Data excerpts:
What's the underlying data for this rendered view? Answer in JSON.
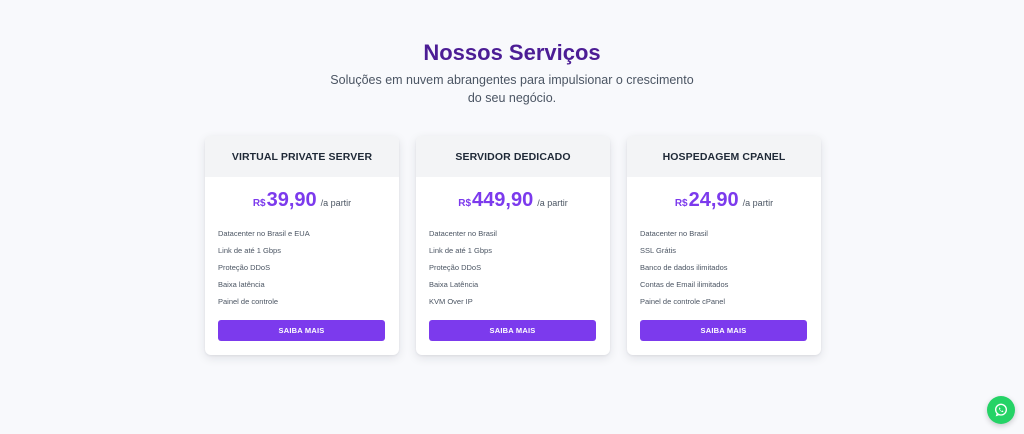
{
  "section": {
    "title": "Nossos Serviços",
    "subtitle": "Soluções em nuvem abrangentes para impulsionar o crescimento do seu negócio."
  },
  "plans": [
    {
      "name": "VIRTUAL PRIVATE SERVER",
      "currency": "R$",
      "price": "39,90",
      "per": "/a partir",
      "features": [
        "Datacenter no Brasil e EUA",
        "Link de até 1 Gbps",
        "Proteção DDoS",
        "Baixa latência",
        "Painel de controle"
      ],
      "cta": "SAIBA MAIS"
    },
    {
      "name": "SERVIDOR DEDICADO",
      "currency": "R$",
      "price": "449,90",
      "per": "/a partir",
      "features": [
        "Datacenter no Brasil",
        "Link de até 1 Gbps",
        "Proteção DDoS",
        "Baixa Latência",
        "KVM Over IP"
      ],
      "cta": "SAIBA MAIS"
    },
    {
      "name": "HOSPEDAGEM CPANEL",
      "currency": "R$",
      "price": "24,90",
      "per": "/a partir",
      "features": [
        "Datacenter no Brasil",
        "SSL Grátis",
        "Banco de dados ilimitados",
        "Contas de Email ilimitados",
        "Painel de controle cPanel"
      ],
      "cta": "SAIBA MAIS"
    }
  ],
  "colors": {
    "accent": "#7c3aed",
    "title": "#4c1d95",
    "whatsapp": "#25d366"
  },
  "floating": {
    "icon": "whatsapp-icon"
  }
}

--- Task to carry out ---
The records above should be reproduced exactly, with no pictures included.

--- Result below ---
What's the underlying data for this rendered view? Answer in JSON.
{
  "section": {
    "title": "Nossos Serviços",
    "subtitle": "Soluções em nuvem abrangentes para impulsionar o crescimento do seu negócio."
  },
  "plans": [
    {
      "name": "VIRTUAL PRIVATE SERVER",
      "currency": "R$",
      "price": "39,90",
      "per": "/a partir",
      "features": [
        "Datacenter no Brasil e EUA",
        "Link de até 1 Gbps",
        "Proteção DDoS",
        "Baixa latência",
        "Painel de controle"
      ],
      "cta": "SAIBA MAIS"
    },
    {
      "name": "SERVIDOR DEDICADO",
      "currency": "R$",
      "price": "449,90",
      "per": "/a partir",
      "features": [
        "Datacenter no Brasil",
        "Link de até 1 Gbps",
        "Proteção DDoS",
        "Baixa Latência",
        "KVM Over IP"
      ],
      "cta": "SAIBA MAIS"
    },
    {
      "name": "HOSPEDAGEM CPANEL",
      "currency": "R$",
      "price": "24,90",
      "per": "/a partir",
      "features": [
        "Datacenter no Brasil",
        "SSL Grátis",
        "Banco de dados ilimitados",
        "Contas de Email ilimitados",
        "Painel de controle cPanel"
      ],
      "cta": "SAIBA MAIS"
    }
  ],
  "colors": {
    "accent": "#7c3aed",
    "title": "#4c1d95",
    "whatsapp": "#25d366"
  },
  "floating": {
    "icon": "whatsapp-icon"
  }
}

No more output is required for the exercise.